--- TASK ---
From the line containing "OCR this image." down to the last line of the listing, quote everything word for word, and nothing else, keeping pictures out.

[WORKING DATA start]

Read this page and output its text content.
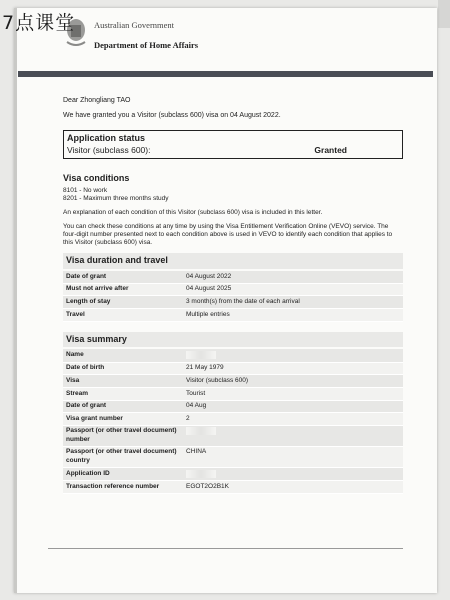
7点课堂 Australian Government
Department of Home Affairs
Dear Zhongliang TAO
We have granted you a Visitor (subclass 600) visa on 04 August 2022.
Application status
Visitor (subclass 600):	Granted
Visa conditions
8101 - No work
8201 - Maximum three months study
An explanation of each condition of this Visitor (subclass 600) visa is included in this letter.
You can check these conditions at any time by using the Visa Entitlement Verification Online (VEVO) service. The four-digit number presented next to each condition above is used in VEVO to identify each condition that applies to this Visitor (subclass 600) visa.
Visa duration and travel
Date of grant	04 August 2022
Must not arrive after	04 August 2025
Length of stay	3 month(s) from the date of each arrival
Travel	Multiple entries
Visa summary
Name	
Date of birth	21 May 1979
Visa	Visitor (subclass 600)
Stream	Tourist
Date of grant	04 Aug
Visa grant number	2
Passport (or other travel document) number	
Passport (or other travel document) country	CHINA
Application ID	
Transaction reference number	EGOT2O2B1K
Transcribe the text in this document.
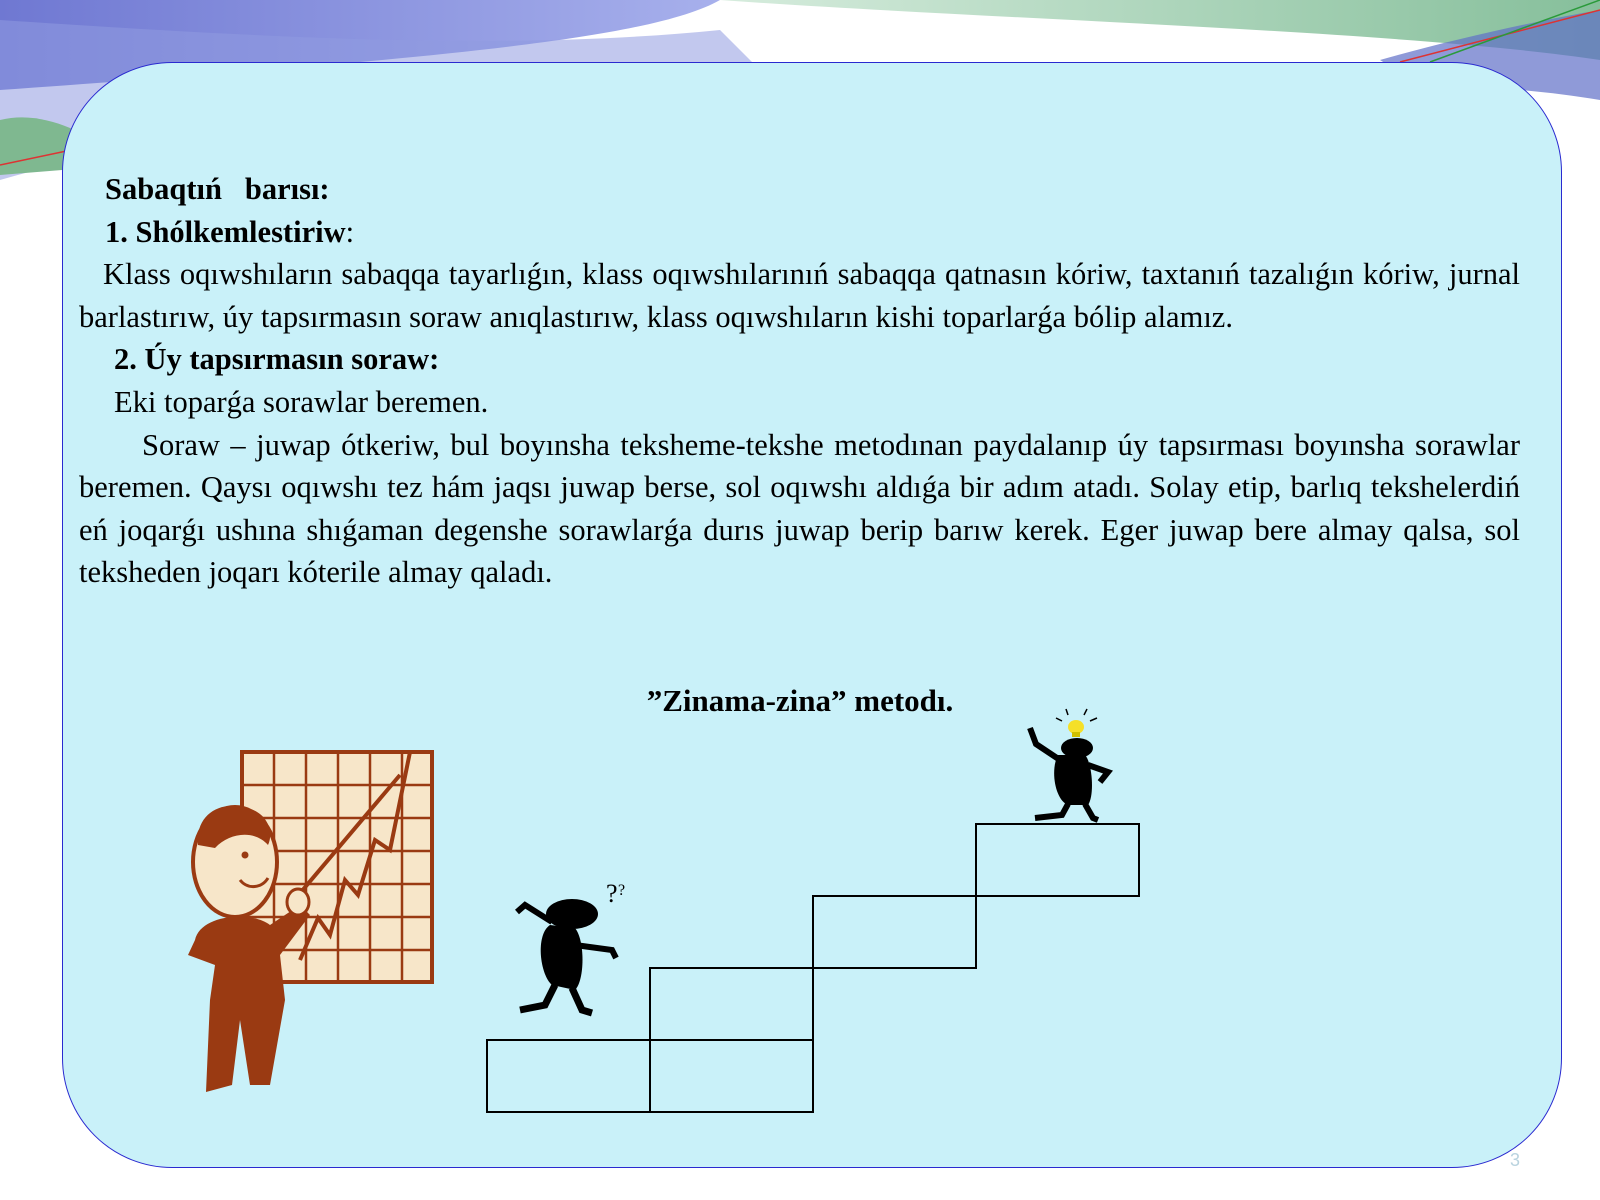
Sabaqtıń   barısı:

1. Shólkemlestiriw:

Klass oqıwshıların sabaqqa tayarlıǵın, klass oqıwshılarınıń sabaqqa qatnasın kóriw, taxtanıń tazalıǵın kóriw, jurnal barlastırıw, úy tapsırmasın soraw anıqlastırıw, klass oqıwshıların kishi toparlarǵa bólip alamız.

2. Úy tapsırmasın soraw:

Eki toparǵa sorawlar beremen.

Soraw – juwap ótkeriw, bul boyınsha teksheme-tekshe metodınan paydalanıp úy tapsırması boyınsha sorawlar beremen. Qaysı oqıwshı tez hám jaqsı juwap berse, sol oqıwshı aldıǵa bir adım atadı. Solay etip, barlıq tekshelerdiń eń joqarǵı ushına shıǵaman degenshe sorawlarǵa durıs juwap berip barıw kerek. Eger juwap bere almay qalsa, sol teksheden joqarı kóterile almay qaladı.

”Zinama-zina” metodı.
? ?
3
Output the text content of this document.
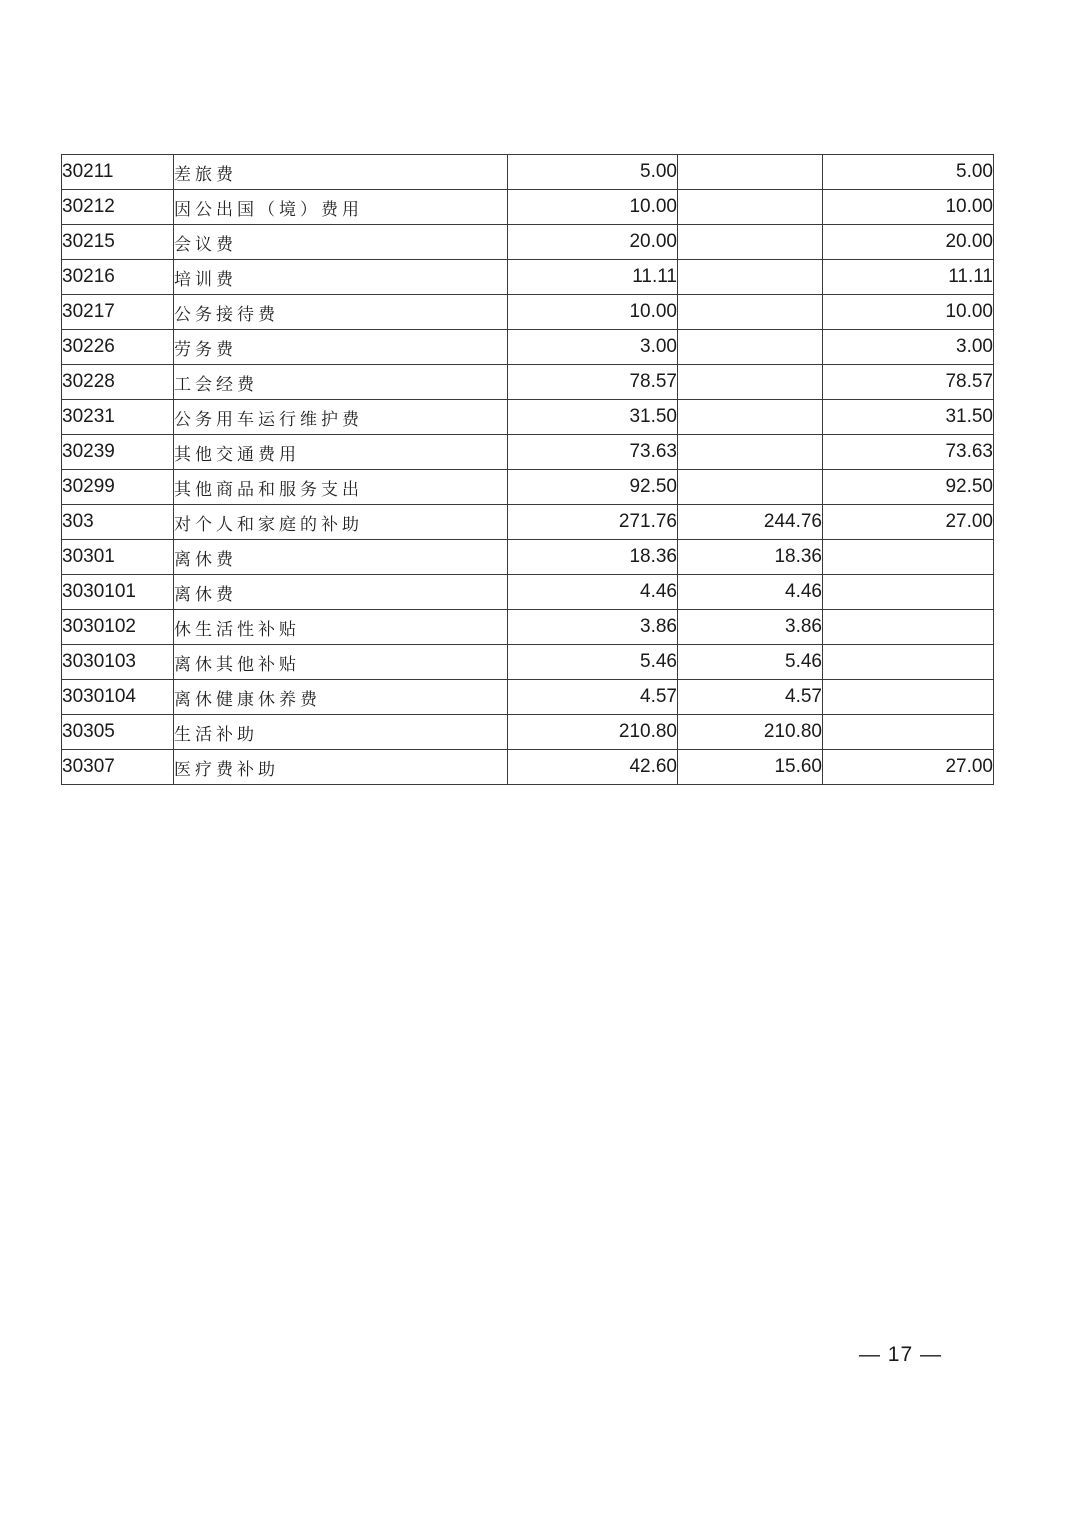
30211	差旅费	5.00		5.00
30212	因公出国（境）费用	10.00		10.00
30215	会议费	20.00		20.00
30216	培训费	11.11		11.11
30217	公务接待费	10.00		10.00
30226	劳务费	3.00		3.00
30228	工会经费	78.57		78.57
30231	公务用车运行维护费	31.50		31.50
30239	其他交通费用	73.63		73.63
30299	其他商品和服务支出	92.50		92.50
303	对个人和家庭的补助	271.76	244.76	27.00
30301	离休费	18.36	18.36	
3030101	离休费	4.46	4.46	
3030102	休生活性补贴	3.86	3.86	
3030103	离休其他补贴	5.46	5.46	
3030104	离休健康休养费	4.57	4.57	
30305	生活补助	210.80	210.80	
30307	医疗费补助	42.60	15.60	27.00
— 17 —
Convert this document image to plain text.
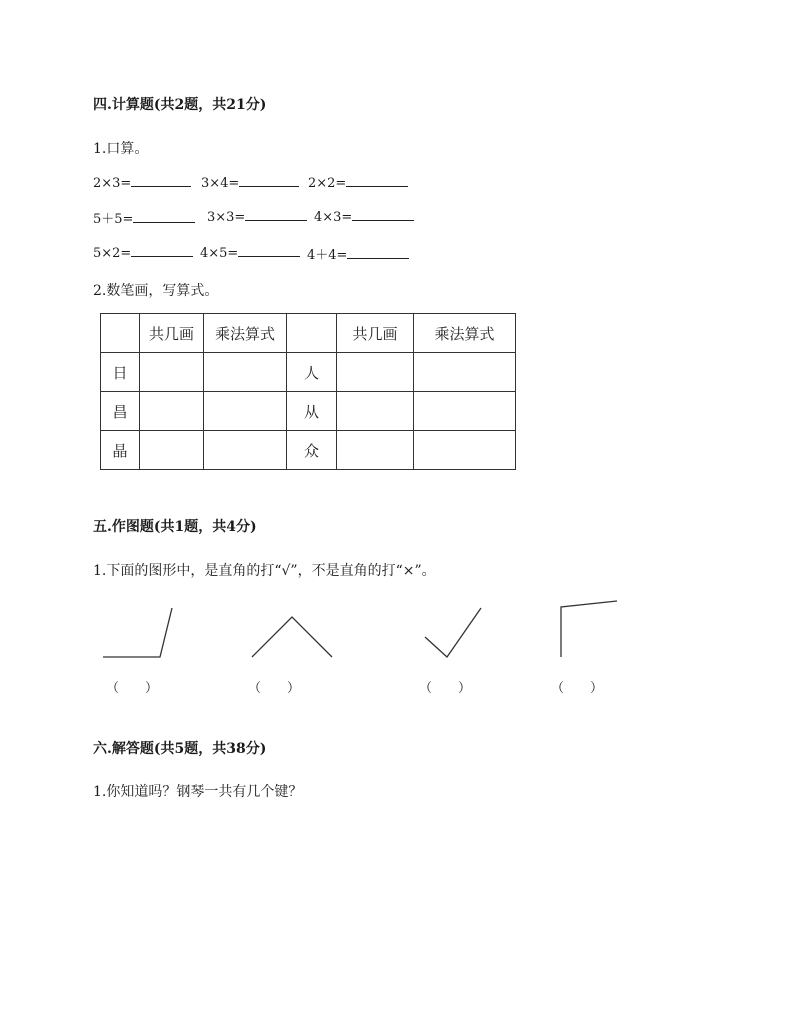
四.计算题(共2题，共21分)
1.口算。
2×3=	3×4=	2×2=
5＋5=	3×3=	4×3=
5×2=	4×5=	4＋4=
2.数笔画，写算式。
	共几画	乘法算式		共几画	乘法算式
日			人		
昌			从		
晶			众		
五.作图题(共1题，共4分)
1.下面的图形中，是直角的打“√”，不是直角的打“×”。
（　　）	（　　）	（　　）	（　　）
六.解答题(共5题，共38分)
1.你知道吗？钢琴一共有几个键？
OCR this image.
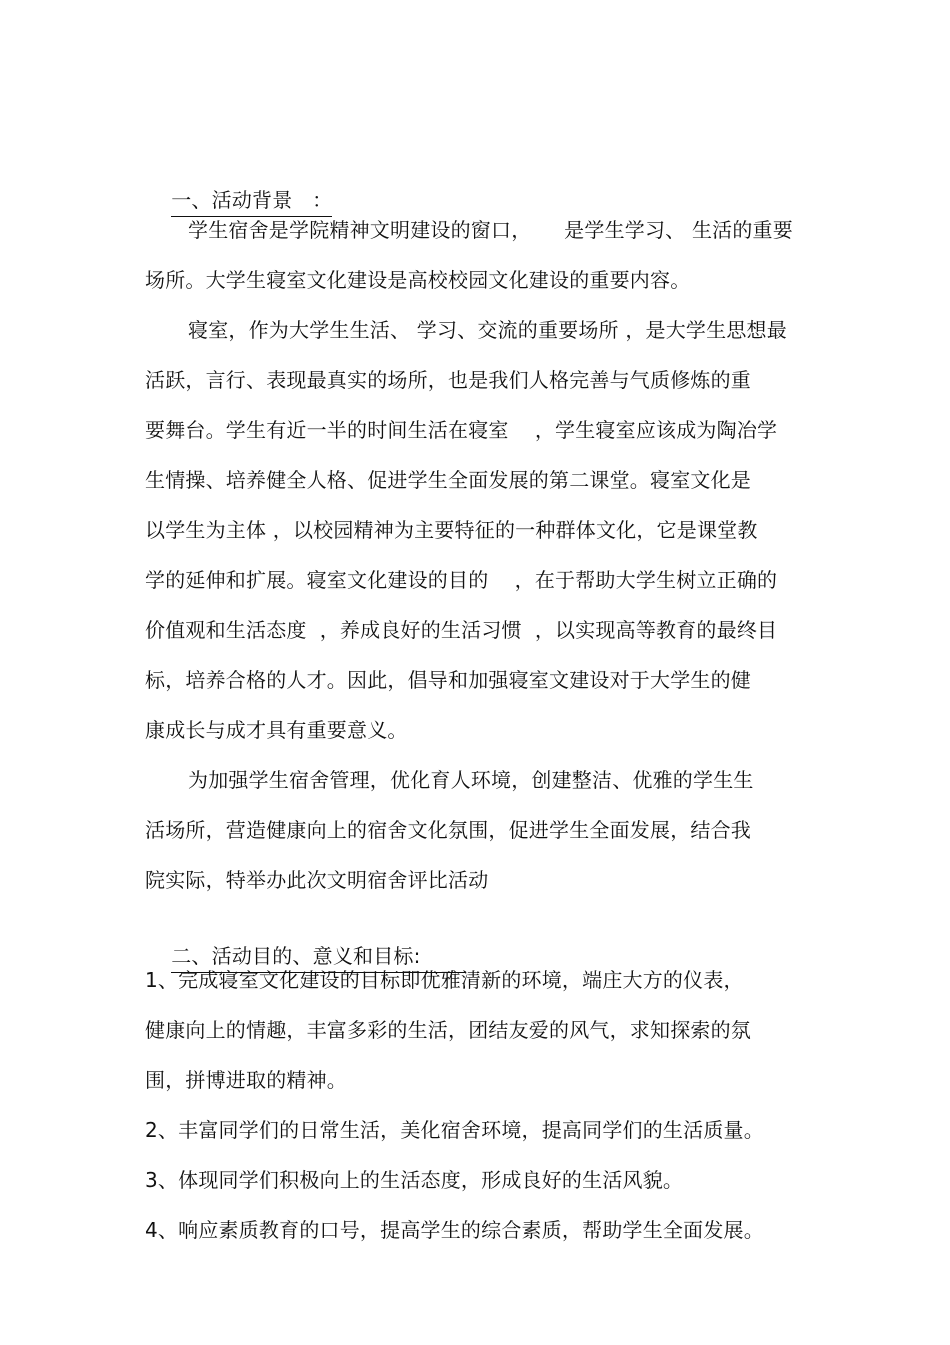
一、活动背景   ：

学生宿舍是学院精神文明建设的窗口，     是学生学习、 生活的重要
场所。大学生寝室文化建设是高校校园文化建设的重要内容。
寝室，作为大学生生活、 学习、交流的重要场所 ，是大学生思想最
活跃，言行、表现最真实的场所，也是我们人格完善与气质修炼的重
要舞台。学生有近一半的时间生活在寝室    ，学生寝室应该成为陶冶学
生情操、培养健全人格、促进学生全面发展的第二课堂。寝室文化是
以学生为主体 ，以校园精神为主要特征的一种群体文化，它是课堂教
学的延伸和扩展。寝室文化建设的目的    ，在于帮助大学生树立正确的
价值观和生活态度  ，养成良好的生活习惯  ，以实现高等教育的最终目
标，培养合格的人才。因此，倡导和加强寝室文建设对于大学生的健
康成长与成才具有重要意义。
为加强学生宿舍管理，优化育人环境，创建整洁、优雅的学生生
活场所，营造健康向上的宿舍文化氛围，促进学生全面发展，结合我
院实际，特举办此次文明宿舍评比活动

二、活动目的、意义和目标:

1、完成寝室文化建设的目标即优雅清新的环境，端庄大方的仪表，
健康向上的情趣，丰富多彩的生活，团结友爱的风气，求知探索的氛
围，拼博进取的精神。
2、丰富同学们的日常生活，美化宿舍环境，提高同学们的生活质量。
3、体现同学们积极向上的生活态度，形成良好的生活风貌。
4、响应素质教育的口号，提高学生的综合素质，帮助学生全面发展。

[WORKING DATA end]

--- TASK RESPONSE ---
OCR this image.
一、活动背景   ：

学生宿舍是学院精神文明建设的窗口，     是学生学习、 生活的重要
场所。大学生寝室文化建设是高校校园文化建设的重要内容。
寝室，作为大学生生活、 学习、交流的重要场所 ，是大学生思想最
活跃，言行、表现最真实的场所，也是我们人格完善与气质修炼的重
要舞台。学生有近一半的时间生活在寝室    ，学生寝室应该成为陶冶学
生情操、培养健全人格、促进学生全面发展的第二课堂。寝室文化是
以学生为主体 ，以校园精神为主要特征的一种群体文化，它是课堂教
学的延伸和扩展。寝室文化建设的目的    ，在于帮助大学生树立正确的
价值观和生活态度  ，养成良好的生活习惯  ，以实现高等教育的最终目
标，培养合格的人才。因此，倡导和加强寝室文建设对于大学生的健
康成长与成才具有重要意义。
为加强学生宿舍管理，优化育人环境，创建整洁、优雅的学生生
活场所，营造健康向上的宿舍文化氛围，促进学生全面发展，结合我
院实际，特举办此次文明宿舍评比活动

二、活动目的、意义和目标:

1、完成寝室文化建设的目标即优雅清新的环境，端庄大方的仪表，
健康向上的情趣，丰富多彩的生活，团结友爱的风气，求知探索的氛
围，拼博进取的精神。
2、丰富同学们的日常生活，美化宿舍环境，提高同学们的生活质量。
3、体现同学们积极向上的生活态度，形成良好的生活风貌。
4、响应素质教育的口号，提高学生的综合素质，帮助学生全面发展。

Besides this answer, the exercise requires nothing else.